What is being asked:
Put each line of the material into a JSON list of strings, one string per line, from the start of the material through the line containing "ingredient-item: Lemon 1/2", inclusive. Leave out blank lines.

Part of a data file
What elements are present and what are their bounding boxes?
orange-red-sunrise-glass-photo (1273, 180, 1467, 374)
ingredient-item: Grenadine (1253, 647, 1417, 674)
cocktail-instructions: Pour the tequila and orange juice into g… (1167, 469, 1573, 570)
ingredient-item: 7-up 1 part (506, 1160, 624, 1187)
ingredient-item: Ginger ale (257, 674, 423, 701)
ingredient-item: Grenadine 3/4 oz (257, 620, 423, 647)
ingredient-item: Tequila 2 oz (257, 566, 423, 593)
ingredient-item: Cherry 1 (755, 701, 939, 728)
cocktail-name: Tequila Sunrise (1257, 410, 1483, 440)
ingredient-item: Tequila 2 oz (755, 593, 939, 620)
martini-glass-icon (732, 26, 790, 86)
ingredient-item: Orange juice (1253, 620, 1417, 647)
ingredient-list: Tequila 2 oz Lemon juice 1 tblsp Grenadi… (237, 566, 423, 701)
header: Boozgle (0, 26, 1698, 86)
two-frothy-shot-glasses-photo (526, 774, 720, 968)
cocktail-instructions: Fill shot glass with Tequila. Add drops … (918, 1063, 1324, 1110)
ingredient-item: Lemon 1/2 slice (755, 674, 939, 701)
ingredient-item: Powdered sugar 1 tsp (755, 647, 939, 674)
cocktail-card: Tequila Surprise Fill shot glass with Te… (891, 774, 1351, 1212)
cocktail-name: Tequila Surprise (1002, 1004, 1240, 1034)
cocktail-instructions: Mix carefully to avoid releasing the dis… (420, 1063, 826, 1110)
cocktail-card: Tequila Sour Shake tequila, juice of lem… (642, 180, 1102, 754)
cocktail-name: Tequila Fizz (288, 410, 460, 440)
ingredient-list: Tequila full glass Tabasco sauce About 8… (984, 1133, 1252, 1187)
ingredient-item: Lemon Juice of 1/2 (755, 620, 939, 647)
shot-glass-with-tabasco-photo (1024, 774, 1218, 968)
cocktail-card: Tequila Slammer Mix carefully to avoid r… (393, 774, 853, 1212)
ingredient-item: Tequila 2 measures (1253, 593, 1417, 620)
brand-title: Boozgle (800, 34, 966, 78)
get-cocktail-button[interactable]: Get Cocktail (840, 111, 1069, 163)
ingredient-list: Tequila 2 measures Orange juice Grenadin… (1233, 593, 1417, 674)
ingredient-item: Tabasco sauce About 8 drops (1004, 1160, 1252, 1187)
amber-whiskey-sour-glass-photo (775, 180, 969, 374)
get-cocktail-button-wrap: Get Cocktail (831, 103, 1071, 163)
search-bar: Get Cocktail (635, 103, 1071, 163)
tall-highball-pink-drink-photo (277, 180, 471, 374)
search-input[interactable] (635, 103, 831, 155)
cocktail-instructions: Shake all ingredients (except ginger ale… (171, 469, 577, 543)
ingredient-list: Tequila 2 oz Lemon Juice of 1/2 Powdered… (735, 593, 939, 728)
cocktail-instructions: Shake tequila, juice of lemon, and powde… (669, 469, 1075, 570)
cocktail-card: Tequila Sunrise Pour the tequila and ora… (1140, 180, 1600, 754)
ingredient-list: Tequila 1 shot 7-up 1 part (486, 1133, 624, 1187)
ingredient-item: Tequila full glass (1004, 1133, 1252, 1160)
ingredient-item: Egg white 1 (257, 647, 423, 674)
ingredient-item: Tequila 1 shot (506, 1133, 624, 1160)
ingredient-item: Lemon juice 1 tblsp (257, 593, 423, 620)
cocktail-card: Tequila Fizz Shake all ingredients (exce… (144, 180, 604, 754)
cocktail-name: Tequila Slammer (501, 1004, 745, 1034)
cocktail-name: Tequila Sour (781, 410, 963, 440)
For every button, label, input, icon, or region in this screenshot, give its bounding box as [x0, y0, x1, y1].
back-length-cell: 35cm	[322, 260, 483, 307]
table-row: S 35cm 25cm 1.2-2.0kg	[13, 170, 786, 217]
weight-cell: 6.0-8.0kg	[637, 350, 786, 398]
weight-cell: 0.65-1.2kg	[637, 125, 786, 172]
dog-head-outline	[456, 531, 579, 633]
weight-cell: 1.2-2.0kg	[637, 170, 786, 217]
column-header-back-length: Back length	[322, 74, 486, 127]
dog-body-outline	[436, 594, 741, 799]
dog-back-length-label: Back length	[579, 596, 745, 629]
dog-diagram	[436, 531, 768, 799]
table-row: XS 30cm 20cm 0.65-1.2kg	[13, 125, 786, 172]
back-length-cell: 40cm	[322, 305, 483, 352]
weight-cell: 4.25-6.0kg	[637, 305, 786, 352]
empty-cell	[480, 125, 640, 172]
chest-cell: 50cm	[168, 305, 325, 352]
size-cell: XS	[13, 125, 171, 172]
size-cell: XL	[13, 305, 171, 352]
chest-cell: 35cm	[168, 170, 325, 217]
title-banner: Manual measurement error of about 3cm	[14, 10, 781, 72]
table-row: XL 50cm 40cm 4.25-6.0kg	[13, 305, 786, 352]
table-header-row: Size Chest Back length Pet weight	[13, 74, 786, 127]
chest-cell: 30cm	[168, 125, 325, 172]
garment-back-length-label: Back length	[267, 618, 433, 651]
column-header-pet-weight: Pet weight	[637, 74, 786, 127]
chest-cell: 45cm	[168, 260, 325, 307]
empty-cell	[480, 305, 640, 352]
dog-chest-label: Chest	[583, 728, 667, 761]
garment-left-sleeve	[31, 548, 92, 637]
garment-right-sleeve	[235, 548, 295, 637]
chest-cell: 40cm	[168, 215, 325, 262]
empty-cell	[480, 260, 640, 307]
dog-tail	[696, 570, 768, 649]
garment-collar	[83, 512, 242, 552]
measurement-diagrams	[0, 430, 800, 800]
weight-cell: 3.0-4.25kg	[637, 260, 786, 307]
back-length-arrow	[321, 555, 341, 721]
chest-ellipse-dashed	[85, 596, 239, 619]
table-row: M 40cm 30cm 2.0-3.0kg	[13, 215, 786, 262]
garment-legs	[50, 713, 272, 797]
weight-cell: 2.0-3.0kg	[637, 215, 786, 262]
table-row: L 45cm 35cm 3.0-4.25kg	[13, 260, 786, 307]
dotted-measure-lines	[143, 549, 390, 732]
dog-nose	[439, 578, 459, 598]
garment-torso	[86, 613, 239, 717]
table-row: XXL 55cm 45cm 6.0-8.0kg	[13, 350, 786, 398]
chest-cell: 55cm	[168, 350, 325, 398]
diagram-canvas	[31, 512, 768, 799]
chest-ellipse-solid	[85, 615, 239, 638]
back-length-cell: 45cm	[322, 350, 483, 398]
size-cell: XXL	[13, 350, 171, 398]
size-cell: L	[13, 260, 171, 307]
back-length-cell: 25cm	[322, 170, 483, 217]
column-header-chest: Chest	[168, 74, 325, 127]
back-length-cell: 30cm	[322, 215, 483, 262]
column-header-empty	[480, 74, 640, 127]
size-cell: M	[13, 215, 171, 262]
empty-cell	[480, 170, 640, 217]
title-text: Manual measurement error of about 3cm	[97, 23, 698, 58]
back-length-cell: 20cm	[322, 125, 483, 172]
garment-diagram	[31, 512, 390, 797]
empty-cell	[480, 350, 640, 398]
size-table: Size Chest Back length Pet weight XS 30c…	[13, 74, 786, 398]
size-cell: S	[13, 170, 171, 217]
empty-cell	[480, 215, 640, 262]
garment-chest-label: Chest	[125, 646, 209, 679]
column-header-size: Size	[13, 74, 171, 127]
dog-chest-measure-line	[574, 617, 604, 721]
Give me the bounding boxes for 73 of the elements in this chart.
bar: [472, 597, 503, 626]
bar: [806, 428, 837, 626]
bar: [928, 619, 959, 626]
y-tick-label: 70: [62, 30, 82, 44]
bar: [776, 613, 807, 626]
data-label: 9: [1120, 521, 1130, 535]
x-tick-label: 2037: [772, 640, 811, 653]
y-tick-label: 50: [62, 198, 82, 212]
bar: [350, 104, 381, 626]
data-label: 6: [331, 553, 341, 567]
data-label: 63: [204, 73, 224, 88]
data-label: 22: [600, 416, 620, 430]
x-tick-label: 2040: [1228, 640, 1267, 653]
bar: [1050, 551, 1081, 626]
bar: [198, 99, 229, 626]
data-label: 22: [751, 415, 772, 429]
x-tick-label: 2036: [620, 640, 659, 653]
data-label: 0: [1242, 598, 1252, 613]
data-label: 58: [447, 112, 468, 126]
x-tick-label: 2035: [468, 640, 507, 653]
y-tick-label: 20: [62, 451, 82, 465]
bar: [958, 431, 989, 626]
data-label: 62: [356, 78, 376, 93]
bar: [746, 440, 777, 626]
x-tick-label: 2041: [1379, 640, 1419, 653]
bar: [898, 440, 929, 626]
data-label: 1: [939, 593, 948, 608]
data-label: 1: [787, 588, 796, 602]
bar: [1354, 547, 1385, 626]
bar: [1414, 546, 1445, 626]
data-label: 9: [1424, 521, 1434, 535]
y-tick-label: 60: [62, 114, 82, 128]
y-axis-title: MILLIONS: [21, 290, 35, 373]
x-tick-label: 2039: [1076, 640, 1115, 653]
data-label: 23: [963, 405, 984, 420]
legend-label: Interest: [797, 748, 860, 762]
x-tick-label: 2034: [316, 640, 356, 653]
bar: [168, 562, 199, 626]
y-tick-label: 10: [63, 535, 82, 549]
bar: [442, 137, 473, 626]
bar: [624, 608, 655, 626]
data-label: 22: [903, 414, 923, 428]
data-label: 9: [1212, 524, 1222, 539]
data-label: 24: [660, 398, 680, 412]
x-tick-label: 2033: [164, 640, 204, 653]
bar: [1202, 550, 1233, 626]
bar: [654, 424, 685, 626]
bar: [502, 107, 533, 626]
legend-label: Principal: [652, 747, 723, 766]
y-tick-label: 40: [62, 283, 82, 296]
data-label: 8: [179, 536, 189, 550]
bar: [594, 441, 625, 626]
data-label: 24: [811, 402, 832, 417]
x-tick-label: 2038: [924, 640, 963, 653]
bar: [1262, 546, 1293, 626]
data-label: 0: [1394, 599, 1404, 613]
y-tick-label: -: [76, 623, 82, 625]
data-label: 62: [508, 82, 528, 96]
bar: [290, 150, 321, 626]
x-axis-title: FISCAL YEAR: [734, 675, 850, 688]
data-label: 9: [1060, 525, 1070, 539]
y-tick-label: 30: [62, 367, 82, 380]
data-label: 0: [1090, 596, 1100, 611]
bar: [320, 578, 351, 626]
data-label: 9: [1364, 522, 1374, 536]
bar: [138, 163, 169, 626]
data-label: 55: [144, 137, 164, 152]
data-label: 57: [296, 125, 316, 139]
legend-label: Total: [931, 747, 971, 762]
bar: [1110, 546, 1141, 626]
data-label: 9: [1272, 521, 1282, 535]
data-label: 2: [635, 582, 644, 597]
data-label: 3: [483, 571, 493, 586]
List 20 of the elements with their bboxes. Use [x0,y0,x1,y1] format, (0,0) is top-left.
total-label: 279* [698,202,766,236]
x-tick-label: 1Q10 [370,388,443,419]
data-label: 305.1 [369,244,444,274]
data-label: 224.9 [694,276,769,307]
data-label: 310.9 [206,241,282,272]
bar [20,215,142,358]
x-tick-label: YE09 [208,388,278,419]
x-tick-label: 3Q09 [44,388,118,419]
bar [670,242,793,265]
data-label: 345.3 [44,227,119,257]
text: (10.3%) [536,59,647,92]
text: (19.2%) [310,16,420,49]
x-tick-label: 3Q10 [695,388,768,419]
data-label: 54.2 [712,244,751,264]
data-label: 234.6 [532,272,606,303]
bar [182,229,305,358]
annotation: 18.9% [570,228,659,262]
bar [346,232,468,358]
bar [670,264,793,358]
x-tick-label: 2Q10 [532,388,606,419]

Full output:
[
  "What elements are present and what are their bounding boxes?",
  "orange-red-sunrise-glass-photo (1273, 180, 1467, 374)",
  "ingredient-item: Grenadine (1253, 647, 1417, 674)",
  "cocktail-instructions: Pour the tequila and orange juice into g… (1167, 469, 1573, 570)",
  "ingredient-item: 7-up 1 part (506, 1160, 624, 1187)",
  "ingredient-item: Ginger ale (257, 674, 423, 701)",
  "ingredient-item: Grenadine 3/4 oz (257, 620, 423, 647)",
  "ingredient-item: Tequila 2 oz (257, 566, 423, 593)",
  "ingredient-item: Cherry 1 (755, 701, 939, 728)",
  "cocktail-name: Tequila Sunrise (1257, 410, 1483, 440)",
  "ingredient-item: Tequila 2 oz (755, 593, 939, 620)",
  "martini-glass-icon (732, 26, 790, 86)",
  "ingredient-item: Orange juice (1253, 620, 1417, 647)",
  "ingredient-list: Tequila 2 oz Lemon juice 1 tblsp Grenadi… (237, 566, 423, 701)",
  "header: Boozgle (0, 26, 1698, 86)",
  "two-frothy-shot-glasses-photo (526, 774, 720, 968)",
  "cocktail-instructions: Fill shot glass with Tequila. Add drops … (918, 1063, 1324, 1110)",
  "ingredient-item: Lemon 1/2 slice (755, 674, 939, 701)"
]